▸ Material for this exercise:
+===+

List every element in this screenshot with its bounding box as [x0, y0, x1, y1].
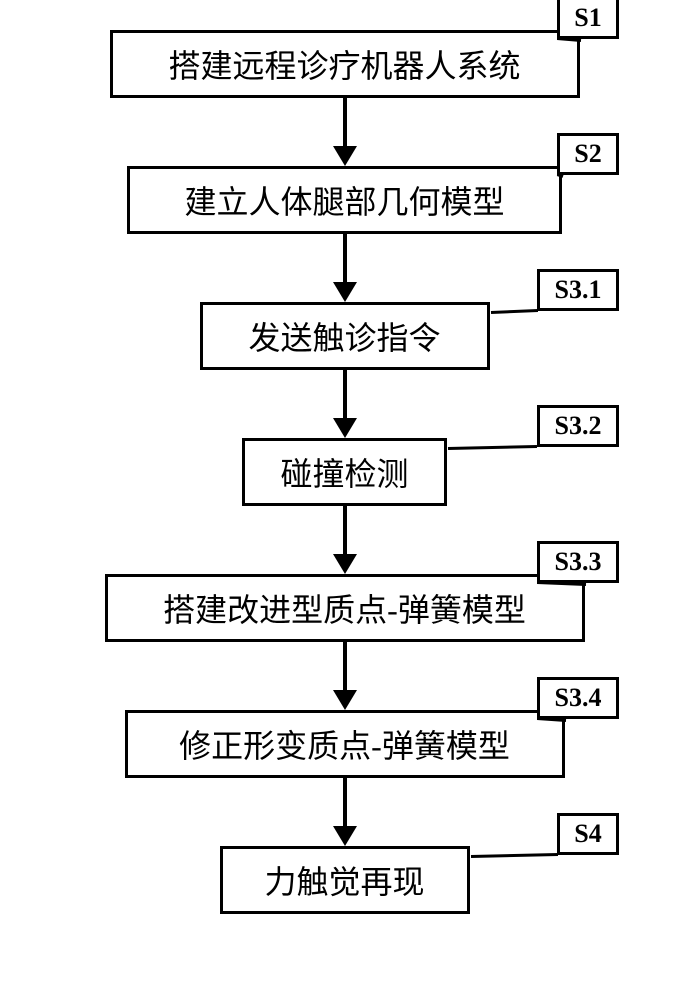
tag-connector-line: [490, 309, 537, 314]
step-tag-label: S2: [574, 139, 601, 169]
tag-connector-line: [470, 853, 557, 858]
flow-step-label: 搭建改进型质点-弹簧模型: [163, 585, 526, 631]
step-tag-label: S3.3: [555, 547, 602, 577]
arrow-head-icon: [333, 826, 357, 846]
flow-step-box: 搭建远程诊疗机器人系统S1: [110, 30, 580, 98]
flow-step-label: 建立人体腿部几何模型: [184, 177, 504, 223]
arrow-head-icon: [333, 418, 357, 438]
arrow-line: [343, 98, 347, 146]
flowchart-container: 搭建远程诊疗机器人系统S1 建立人体腿部几何模型S2 发送触诊指令S3.1 碰撞检测S…: [105, 30, 585, 914]
arrow-line: [343, 778, 347, 826]
arrow-head-icon: [333, 690, 357, 710]
step-tag-label: S1: [574, 3, 601, 33]
step-tag: S3.4: [537, 677, 619, 719]
flow-arrow: [333, 506, 357, 574]
arrow-line: [343, 370, 347, 418]
step-tag: S3.1: [537, 269, 619, 311]
step-tag: S3.2: [537, 405, 619, 447]
arrow-line: [343, 234, 347, 282]
flow-step-box: 碰撞检测S3.2: [242, 438, 447, 506]
step-tag-label: S3.2: [555, 411, 602, 441]
tag-connector-line: [448, 445, 537, 450]
flow-step-box: 修正形变质点-弹簧模型S3.4: [125, 710, 565, 778]
flow-arrow: [333, 370, 357, 438]
flow-step-label: 力触觉再现: [264, 857, 424, 903]
flow-step-box: 力触觉再现S4: [220, 846, 470, 914]
step-tag: S2: [557, 133, 619, 175]
flow-step-box: 建立人体腿部几何模型S2: [127, 166, 562, 234]
flow-arrow: [333, 98, 357, 166]
step-tag: S4: [557, 813, 619, 855]
flow-step-box: 发送触诊指令S3.1: [200, 302, 490, 370]
flow-step-label: 发送触诊指令: [248, 313, 440, 359]
step-tag-label: S3.4: [555, 683, 602, 713]
step-tag-label: S3.1: [555, 275, 602, 305]
arrow-head-icon: [333, 282, 357, 302]
arrow-head-icon: [333, 554, 357, 574]
arrow-line: [343, 506, 347, 554]
flow-arrow: [333, 642, 357, 710]
flow-arrow: [333, 778, 357, 846]
flow-step-label: 碰撞检测: [280, 449, 408, 495]
flow-arrow: [333, 234, 357, 302]
arrow-head-icon: [333, 146, 357, 166]
flow-step-box: 搭建改进型质点-弹簧模型S3.3: [105, 574, 585, 642]
step-tag: S3.3: [537, 541, 619, 583]
step-tag-label: S4: [574, 819, 601, 849]
flow-step-label: 修正形变质点-弹簧模型: [179, 721, 510, 767]
flow-step-label: 搭建远程诊疗机器人系统: [168, 41, 520, 87]
step-tag: S1: [557, 0, 619, 39]
arrow-line: [343, 642, 347, 690]
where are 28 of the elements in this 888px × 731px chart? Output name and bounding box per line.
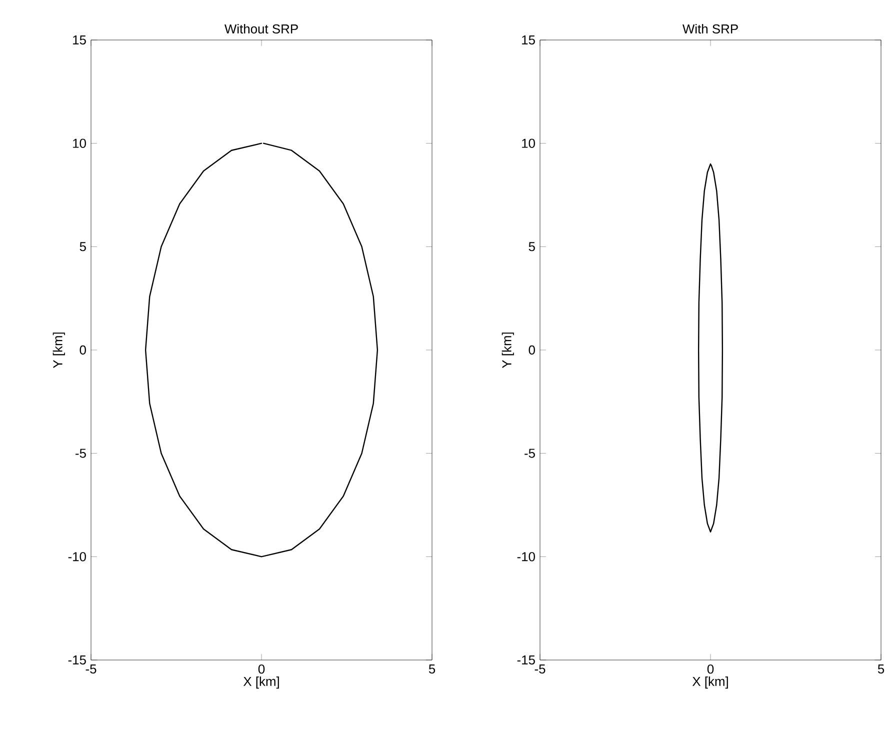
y-tick-label: 5 xyxy=(80,242,86,252)
y-axis-title: Y [km] xyxy=(52,332,65,368)
y-tick-label: 0 xyxy=(528,345,535,355)
line-series xyxy=(144,142,378,558)
y-tick-label: 0 xyxy=(80,345,86,355)
x-axis-title: X [km] xyxy=(243,676,279,689)
chart-title: Without SRP xyxy=(224,24,298,34)
x-tick-label: -5 xyxy=(86,664,96,674)
x-axis-title: X [km] xyxy=(692,676,728,689)
x-tick-label: 0 xyxy=(258,664,265,674)
y-tick-label: -10 xyxy=(517,552,535,562)
x-tick-label: 0 xyxy=(707,664,714,674)
y-tick-label: 15 xyxy=(522,35,535,45)
chart-title: With SRP xyxy=(682,24,738,34)
x-tick-label: 5 xyxy=(428,664,436,674)
line-series xyxy=(698,163,724,532)
y-tick-label: 10 xyxy=(73,138,86,148)
y-tick-label: -5 xyxy=(524,448,535,458)
x-tick-label: -5 xyxy=(534,664,546,674)
y-tick-label: -5 xyxy=(76,448,86,458)
y-tick-label: 15 xyxy=(73,35,86,45)
x-tick-label: 5 xyxy=(878,664,884,674)
y-tick-label: 10 xyxy=(522,138,535,148)
y-tick-label: -15 xyxy=(68,655,86,665)
y-axis-title: Y [km] xyxy=(502,332,514,368)
y-tick-label: 5 xyxy=(528,242,535,252)
y-tick-label: -10 xyxy=(68,552,86,562)
y-tick-label: -15 xyxy=(517,655,535,665)
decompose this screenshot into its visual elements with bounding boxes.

+===+

▸ Aim:
Copy all the rows above, replacing every "tag-connector-line" with "tag-link-line" and changing nothing else. Leave the pictures out.

▸ Task answer:
List every element in this screenshot with its bounding box as [x0, y0, x1, y1].
tag-link-line: [490, 309, 537, 314]
step-tag-label: S2: [574, 139, 601, 169]
tag-link-line: [470, 853, 557, 858]
flow-step-label: 搭建改进型质点-弹簧模型: [163, 585, 526, 631]
step-tag-label: S3.3: [555, 547, 602, 577]
arrow-head-icon: [333, 826, 357, 846]
flow-step-box: 搭建远程诊疗机器人系统S1: [110, 30, 580, 98]
flow-step-label: 建立人体腿部几何模型: [184, 177, 504, 223]
arrow-head-icon: [333, 418, 357, 438]
arrow-line: [343, 98, 347, 146]
flowchart-container: 搭建远程诊疗机器人系统S1 建立人体腿部几何模型S2 发送触诊指令S3.1 碰撞检测S…: [105, 30, 585, 914]
arrow-line: [343, 778, 347, 826]
arrow-head-icon: [333, 690, 357, 710]
step-tag-label: S1: [574, 3, 601, 33]
step-tag: S3.4: [537, 677, 619, 719]
flow-arrow: [333, 506, 357, 574]
arrow-line: [343, 370, 347, 418]
step-tag: S3.1: [537, 269, 619, 311]
step-tag: S3.2: [537, 405, 619, 447]
arrow-line: [343, 234, 347, 282]
flow-step-box: 碰撞检测S3.2: [242, 438, 447, 506]
step-tag-label: S3.2: [555, 411, 602, 441]
tag-link-line: [448, 445, 537, 450]
flow-step-box: 修正形变质点-弹簧模型S3.4: [125, 710, 565, 778]
flow-arrow: [333, 370, 357, 438]
flow-step-label: 力触觉再现: [264, 857, 424, 903]
flow-step-box: 力触觉再现S4: [220, 846, 470, 914]
step-tag: S2: [557, 133, 619, 175]
flow-step-box: 建立人体腿部几何模型S2: [127, 166, 562, 234]
flow-arrow: [333, 98, 357, 166]
step-tag: S4: [557, 813, 619, 855]
flow-step-box: 发送触诊指令S3.1: [200, 302, 490, 370]
flow-step-label: 发送触诊指令: [248, 313, 440, 359]
step-tag-label: S3.4: [555, 683, 602, 713]
step-tag-label: S3.1: [555, 275, 602, 305]
arrow-head-icon: [333, 282, 357, 302]
arrow-head-icon: [333, 554, 357, 574]
arrow-line: [343, 506, 347, 554]
flow-arrow: [333, 642, 357, 710]
flow-arrow: [333, 778, 357, 846]
flow-step-label: 碰撞检测: [280, 449, 408, 495]
flow-arrow: [333, 234, 357, 302]
arrow-head-icon: [333, 146, 357, 166]
flow-step-box: 搭建改进型质点-弹簧模型S3.3: [105, 574, 585, 642]
step-tag: S3.3: [537, 541, 619, 583]
step-tag-label: S4: [574, 819, 601, 849]
flow-step-label: 修正形变质点-弹簧模型: [179, 721, 510, 767]
flow-step-label: 搭建远程诊疗机器人系统: [168, 41, 520, 87]
step-tag: S1: [557, 0, 619, 39]
arrow-line: [343, 642, 347, 690]
where are 28 of the elements in this 888px × 731px chart? Output name and bounding box per line.
y-tick-label: 5 xyxy=(80,242,86,252)
y-axis-title: Y [km] xyxy=(52,332,65,368)
y-tick-label: 0 xyxy=(528,345,535,355)
line-series xyxy=(144,142,378,558)
y-tick-label: 0 xyxy=(80,345,86,355)
x-axis-title: X [km] xyxy=(243,676,279,689)
chart-title: Without SRP xyxy=(224,24,298,34)
x-tick-label: -5 xyxy=(86,664,96,674)
x-axis-title: X [km] xyxy=(692,676,728,689)
x-tick-label: 0 xyxy=(258,664,265,674)
y-tick-label: -10 xyxy=(517,552,535,562)
x-tick-label: 0 xyxy=(707,664,714,674)
y-tick-label: 15 xyxy=(522,35,535,45)
chart-title: With SRP xyxy=(682,24,738,34)
x-tick-label: 5 xyxy=(428,664,436,674)
line-series xyxy=(698,163,724,532)
y-tick-label: 10 xyxy=(73,138,86,148)
y-tick-label: -5 xyxy=(524,448,535,458)
x-tick-label: -5 xyxy=(534,664,546,674)
y-tick-label: -5 xyxy=(76,448,86,458)
y-tick-label: 15 xyxy=(73,35,86,45)
x-tick-label: 5 xyxy=(878,664,884,674)
y-tick-label: 10 xyxy=(522,138,535,148)
y-tick-label: -15 xyxy=(68,655,86,665)
y-axis-title: Y [km] xyxy=(502,332,514,368)
y-tick-label: 5 xyxy=(528,242,535,252)
y-tick-label: -10 xyxy=(68,552,86,562)
y-tick-label: -15 xyxy=(517,655,535,665)
decompose this screenshot into its visual elements with bounding boxes.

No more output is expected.